• _RECORDS PROVIDED_:
/---
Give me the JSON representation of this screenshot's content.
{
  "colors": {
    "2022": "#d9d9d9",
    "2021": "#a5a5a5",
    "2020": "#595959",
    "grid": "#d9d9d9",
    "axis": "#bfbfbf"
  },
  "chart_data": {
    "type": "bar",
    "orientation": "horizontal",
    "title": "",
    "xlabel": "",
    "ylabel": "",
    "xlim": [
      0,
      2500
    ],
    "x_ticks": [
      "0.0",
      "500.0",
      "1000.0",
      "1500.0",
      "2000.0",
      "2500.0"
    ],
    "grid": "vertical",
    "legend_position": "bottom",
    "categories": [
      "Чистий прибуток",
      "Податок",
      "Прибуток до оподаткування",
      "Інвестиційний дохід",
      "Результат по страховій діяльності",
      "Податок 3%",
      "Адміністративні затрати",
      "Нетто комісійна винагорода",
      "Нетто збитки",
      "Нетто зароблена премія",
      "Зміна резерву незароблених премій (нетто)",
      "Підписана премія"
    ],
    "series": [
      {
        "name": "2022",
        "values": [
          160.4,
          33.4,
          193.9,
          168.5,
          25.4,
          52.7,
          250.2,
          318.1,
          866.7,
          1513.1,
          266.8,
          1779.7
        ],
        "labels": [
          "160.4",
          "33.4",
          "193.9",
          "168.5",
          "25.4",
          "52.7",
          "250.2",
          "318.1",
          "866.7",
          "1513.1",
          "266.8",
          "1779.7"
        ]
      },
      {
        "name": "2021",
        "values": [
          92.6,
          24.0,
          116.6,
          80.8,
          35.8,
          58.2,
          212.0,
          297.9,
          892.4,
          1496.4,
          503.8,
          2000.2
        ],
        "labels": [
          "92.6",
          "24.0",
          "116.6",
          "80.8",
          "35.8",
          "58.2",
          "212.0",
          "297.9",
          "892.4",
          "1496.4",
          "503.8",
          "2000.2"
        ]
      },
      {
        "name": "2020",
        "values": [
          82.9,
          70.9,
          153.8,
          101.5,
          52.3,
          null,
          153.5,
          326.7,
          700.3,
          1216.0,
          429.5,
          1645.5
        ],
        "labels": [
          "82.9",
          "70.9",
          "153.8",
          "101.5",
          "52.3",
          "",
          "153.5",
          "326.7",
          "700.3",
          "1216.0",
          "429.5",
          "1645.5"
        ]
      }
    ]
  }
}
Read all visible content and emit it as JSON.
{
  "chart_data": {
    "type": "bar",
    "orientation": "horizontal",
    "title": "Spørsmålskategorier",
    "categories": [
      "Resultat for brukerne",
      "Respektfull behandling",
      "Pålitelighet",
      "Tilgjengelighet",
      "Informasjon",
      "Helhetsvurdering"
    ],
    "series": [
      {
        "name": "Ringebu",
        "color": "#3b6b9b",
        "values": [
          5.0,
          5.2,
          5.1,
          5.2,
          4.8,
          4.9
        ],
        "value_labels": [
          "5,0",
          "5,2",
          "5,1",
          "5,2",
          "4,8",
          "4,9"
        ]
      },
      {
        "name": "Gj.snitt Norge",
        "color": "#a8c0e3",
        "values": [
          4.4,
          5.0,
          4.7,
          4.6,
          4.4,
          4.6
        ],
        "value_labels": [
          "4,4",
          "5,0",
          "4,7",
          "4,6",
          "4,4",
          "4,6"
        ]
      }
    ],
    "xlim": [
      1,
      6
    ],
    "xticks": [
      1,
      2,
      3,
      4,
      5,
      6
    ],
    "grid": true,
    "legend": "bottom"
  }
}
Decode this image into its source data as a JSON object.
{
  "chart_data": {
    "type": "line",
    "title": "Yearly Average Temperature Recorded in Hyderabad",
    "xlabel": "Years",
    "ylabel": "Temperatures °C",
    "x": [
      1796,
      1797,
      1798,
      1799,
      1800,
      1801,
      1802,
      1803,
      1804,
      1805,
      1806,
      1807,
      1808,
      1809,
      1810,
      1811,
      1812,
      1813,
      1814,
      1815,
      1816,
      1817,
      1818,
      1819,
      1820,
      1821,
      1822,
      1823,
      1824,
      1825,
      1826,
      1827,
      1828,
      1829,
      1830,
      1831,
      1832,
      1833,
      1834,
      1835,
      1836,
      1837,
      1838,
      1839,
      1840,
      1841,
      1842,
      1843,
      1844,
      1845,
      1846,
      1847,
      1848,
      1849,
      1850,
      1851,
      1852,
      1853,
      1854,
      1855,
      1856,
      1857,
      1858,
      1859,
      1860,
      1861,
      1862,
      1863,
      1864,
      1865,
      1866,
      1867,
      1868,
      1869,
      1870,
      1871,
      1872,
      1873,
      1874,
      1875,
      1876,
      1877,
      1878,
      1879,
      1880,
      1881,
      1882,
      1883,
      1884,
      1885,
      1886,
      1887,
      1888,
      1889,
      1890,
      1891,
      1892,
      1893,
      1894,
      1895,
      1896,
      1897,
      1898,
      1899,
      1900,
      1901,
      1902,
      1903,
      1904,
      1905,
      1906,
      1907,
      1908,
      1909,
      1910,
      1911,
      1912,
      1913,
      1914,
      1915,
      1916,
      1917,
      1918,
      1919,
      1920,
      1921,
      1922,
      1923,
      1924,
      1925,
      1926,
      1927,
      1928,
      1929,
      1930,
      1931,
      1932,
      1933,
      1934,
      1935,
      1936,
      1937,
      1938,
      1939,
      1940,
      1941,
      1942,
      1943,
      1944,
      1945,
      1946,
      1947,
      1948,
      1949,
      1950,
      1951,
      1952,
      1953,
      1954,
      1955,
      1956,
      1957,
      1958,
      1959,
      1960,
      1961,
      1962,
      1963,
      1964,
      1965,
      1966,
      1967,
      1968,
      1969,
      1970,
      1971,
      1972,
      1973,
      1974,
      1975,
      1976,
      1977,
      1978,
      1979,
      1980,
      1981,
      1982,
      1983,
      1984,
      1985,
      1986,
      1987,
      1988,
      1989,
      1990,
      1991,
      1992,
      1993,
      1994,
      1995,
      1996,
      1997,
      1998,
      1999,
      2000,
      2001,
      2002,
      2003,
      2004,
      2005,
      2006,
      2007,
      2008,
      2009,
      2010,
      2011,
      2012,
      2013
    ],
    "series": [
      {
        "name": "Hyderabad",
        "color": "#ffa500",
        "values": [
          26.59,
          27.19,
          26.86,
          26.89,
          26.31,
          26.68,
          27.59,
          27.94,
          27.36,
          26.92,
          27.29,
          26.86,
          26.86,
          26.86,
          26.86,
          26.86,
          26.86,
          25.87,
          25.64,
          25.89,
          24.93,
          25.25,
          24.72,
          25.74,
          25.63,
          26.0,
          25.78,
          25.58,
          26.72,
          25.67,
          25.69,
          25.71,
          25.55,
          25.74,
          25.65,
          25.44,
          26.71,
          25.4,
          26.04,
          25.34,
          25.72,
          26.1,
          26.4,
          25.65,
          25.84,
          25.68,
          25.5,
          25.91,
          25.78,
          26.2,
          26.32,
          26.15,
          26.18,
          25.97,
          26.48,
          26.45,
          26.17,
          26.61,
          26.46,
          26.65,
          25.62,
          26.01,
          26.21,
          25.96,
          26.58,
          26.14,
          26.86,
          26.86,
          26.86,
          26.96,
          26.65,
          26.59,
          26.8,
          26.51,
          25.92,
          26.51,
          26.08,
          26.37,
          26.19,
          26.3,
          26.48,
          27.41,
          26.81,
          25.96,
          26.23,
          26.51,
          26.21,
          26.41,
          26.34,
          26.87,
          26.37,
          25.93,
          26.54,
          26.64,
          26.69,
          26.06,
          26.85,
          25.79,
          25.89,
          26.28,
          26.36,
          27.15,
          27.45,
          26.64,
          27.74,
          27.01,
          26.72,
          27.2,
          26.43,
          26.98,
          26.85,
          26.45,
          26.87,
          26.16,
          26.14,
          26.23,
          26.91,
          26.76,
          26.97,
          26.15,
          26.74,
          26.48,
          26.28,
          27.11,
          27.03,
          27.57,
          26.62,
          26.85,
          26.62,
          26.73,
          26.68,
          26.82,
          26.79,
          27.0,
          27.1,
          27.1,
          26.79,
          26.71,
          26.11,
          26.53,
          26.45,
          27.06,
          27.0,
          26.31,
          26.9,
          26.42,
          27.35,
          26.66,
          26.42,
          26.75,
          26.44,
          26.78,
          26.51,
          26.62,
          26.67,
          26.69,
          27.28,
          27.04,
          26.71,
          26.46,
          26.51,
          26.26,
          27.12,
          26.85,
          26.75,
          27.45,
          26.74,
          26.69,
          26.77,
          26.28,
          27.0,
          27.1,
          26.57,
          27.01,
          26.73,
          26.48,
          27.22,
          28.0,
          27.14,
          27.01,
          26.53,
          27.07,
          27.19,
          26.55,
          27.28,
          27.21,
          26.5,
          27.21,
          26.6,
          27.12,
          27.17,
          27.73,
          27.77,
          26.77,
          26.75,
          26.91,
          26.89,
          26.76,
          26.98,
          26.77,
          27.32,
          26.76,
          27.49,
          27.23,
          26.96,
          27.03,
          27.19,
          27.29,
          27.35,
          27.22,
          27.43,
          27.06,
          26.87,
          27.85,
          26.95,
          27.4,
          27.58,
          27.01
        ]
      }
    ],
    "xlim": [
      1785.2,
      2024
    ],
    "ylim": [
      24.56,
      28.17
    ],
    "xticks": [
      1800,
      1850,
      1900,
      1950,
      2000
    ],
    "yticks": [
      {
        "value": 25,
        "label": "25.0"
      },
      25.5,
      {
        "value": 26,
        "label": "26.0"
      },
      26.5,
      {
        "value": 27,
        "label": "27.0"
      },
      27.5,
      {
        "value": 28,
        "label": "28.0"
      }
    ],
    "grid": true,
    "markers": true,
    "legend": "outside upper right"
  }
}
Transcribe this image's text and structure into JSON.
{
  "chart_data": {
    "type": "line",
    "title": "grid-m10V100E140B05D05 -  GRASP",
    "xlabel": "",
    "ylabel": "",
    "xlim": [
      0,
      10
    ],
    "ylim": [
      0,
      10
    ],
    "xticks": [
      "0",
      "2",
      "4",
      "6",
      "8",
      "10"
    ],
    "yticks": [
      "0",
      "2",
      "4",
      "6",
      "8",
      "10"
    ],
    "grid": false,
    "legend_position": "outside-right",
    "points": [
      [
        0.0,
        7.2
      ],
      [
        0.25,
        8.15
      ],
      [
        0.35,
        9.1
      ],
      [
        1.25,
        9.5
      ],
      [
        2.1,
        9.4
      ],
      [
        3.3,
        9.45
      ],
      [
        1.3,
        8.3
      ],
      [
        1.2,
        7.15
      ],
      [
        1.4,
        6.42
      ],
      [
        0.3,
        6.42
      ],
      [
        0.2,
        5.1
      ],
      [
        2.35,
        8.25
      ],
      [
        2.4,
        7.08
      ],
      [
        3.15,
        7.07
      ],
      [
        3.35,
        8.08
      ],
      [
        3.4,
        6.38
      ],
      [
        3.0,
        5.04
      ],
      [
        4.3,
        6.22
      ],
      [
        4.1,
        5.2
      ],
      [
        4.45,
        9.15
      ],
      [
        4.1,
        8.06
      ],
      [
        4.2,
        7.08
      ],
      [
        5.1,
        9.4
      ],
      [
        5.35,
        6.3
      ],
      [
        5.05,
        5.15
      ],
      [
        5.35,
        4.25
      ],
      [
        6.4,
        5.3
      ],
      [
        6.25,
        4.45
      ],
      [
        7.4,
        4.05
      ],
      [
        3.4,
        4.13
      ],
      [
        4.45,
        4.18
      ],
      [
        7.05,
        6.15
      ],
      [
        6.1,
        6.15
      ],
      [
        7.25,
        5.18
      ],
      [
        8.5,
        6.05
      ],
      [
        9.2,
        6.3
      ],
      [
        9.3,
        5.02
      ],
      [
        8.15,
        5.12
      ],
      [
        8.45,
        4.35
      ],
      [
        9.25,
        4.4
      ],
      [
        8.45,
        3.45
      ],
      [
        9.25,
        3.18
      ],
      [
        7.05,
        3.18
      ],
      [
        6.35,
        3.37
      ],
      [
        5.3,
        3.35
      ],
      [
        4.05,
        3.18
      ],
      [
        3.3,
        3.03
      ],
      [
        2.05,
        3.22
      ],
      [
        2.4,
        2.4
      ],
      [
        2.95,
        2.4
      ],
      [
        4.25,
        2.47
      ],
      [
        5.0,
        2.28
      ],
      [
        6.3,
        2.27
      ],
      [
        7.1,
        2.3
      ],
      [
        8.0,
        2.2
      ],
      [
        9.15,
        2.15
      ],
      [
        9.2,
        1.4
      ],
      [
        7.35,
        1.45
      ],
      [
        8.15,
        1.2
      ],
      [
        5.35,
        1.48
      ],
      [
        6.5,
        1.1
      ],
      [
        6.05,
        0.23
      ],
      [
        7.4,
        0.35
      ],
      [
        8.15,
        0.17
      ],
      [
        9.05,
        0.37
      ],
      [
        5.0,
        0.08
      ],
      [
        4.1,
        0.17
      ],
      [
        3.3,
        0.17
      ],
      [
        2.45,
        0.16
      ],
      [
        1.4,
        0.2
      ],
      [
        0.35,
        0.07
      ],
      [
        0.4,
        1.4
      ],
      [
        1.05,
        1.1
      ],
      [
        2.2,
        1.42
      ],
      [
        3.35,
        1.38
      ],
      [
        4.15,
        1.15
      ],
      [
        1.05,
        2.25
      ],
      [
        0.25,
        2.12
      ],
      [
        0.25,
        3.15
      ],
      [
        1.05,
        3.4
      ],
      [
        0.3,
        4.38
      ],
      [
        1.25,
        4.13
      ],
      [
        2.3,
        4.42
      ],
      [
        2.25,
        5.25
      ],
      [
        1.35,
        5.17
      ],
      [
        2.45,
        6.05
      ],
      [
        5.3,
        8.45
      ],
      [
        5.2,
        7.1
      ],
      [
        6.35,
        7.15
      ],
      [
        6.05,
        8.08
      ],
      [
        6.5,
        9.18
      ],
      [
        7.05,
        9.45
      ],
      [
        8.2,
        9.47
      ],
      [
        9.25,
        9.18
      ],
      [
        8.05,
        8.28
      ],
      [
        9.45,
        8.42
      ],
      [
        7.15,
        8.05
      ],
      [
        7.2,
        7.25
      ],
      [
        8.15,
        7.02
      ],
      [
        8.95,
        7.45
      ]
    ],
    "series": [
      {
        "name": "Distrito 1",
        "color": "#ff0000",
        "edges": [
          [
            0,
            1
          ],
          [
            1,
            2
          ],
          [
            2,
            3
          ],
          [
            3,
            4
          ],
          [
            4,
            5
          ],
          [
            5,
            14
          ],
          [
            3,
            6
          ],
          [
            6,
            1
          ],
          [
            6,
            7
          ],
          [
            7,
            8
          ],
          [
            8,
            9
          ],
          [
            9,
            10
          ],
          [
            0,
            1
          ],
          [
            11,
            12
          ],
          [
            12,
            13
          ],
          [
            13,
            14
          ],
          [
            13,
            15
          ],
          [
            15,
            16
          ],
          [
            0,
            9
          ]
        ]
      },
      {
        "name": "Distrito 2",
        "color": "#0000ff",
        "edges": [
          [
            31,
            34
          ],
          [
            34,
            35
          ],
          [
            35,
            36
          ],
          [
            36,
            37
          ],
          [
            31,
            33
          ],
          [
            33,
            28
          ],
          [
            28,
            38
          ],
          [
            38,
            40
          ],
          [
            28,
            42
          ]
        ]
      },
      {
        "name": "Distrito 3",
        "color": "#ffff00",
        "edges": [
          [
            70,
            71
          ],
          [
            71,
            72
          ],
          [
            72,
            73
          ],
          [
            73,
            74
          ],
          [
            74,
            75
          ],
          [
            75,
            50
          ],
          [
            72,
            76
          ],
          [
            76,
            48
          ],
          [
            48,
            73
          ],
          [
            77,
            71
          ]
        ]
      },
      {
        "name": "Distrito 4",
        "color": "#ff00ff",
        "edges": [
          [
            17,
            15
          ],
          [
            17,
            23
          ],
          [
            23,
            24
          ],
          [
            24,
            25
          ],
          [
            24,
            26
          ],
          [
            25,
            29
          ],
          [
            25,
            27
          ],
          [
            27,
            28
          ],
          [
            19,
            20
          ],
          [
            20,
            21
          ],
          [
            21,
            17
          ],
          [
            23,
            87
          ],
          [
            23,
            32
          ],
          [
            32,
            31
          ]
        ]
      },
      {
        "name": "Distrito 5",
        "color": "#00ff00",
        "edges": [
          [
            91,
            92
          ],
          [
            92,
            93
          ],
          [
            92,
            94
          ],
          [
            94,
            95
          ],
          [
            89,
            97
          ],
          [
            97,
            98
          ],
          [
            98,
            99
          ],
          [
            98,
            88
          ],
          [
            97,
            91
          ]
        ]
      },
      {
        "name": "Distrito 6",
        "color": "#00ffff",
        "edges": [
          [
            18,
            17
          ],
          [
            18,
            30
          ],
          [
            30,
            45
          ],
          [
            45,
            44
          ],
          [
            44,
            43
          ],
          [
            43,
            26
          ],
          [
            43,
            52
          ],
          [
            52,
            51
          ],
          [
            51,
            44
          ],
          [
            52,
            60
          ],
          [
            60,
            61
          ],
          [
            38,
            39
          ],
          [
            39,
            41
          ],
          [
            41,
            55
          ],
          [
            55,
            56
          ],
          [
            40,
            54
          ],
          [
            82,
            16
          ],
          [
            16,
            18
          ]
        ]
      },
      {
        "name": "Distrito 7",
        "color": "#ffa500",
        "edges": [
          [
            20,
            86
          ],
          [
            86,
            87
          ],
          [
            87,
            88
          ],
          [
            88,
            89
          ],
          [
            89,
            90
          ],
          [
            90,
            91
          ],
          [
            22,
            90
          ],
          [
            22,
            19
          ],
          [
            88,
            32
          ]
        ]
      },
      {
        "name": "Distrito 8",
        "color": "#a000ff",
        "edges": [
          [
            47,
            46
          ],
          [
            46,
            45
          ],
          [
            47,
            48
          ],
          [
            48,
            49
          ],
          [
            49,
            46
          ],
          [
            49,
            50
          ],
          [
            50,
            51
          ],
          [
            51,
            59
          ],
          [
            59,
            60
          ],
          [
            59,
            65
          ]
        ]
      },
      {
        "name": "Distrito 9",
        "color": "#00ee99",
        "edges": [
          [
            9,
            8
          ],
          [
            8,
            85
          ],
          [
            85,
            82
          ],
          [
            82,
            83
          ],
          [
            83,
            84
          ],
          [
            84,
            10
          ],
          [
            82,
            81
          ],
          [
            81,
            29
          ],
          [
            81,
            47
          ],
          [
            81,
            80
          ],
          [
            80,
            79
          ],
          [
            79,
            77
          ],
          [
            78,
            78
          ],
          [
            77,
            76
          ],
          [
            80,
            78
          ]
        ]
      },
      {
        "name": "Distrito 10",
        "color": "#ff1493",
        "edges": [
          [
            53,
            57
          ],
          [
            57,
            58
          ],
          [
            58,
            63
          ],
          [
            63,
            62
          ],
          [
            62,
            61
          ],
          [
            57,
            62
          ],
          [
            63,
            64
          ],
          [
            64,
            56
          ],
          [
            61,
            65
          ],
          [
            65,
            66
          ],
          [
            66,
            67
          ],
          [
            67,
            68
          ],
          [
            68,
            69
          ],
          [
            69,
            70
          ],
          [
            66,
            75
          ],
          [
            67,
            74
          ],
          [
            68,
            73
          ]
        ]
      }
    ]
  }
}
\---
• _EXERCISE DESCRIPTION_: Extract, from the listing above, every line where the string "this" occurs.

• _FINISHED EXERCISE_:
Give me the JSON representation of this screenshot's content.
Decode this image into its source data as a JSON object.
Transcribe this image's text and structure into JSON.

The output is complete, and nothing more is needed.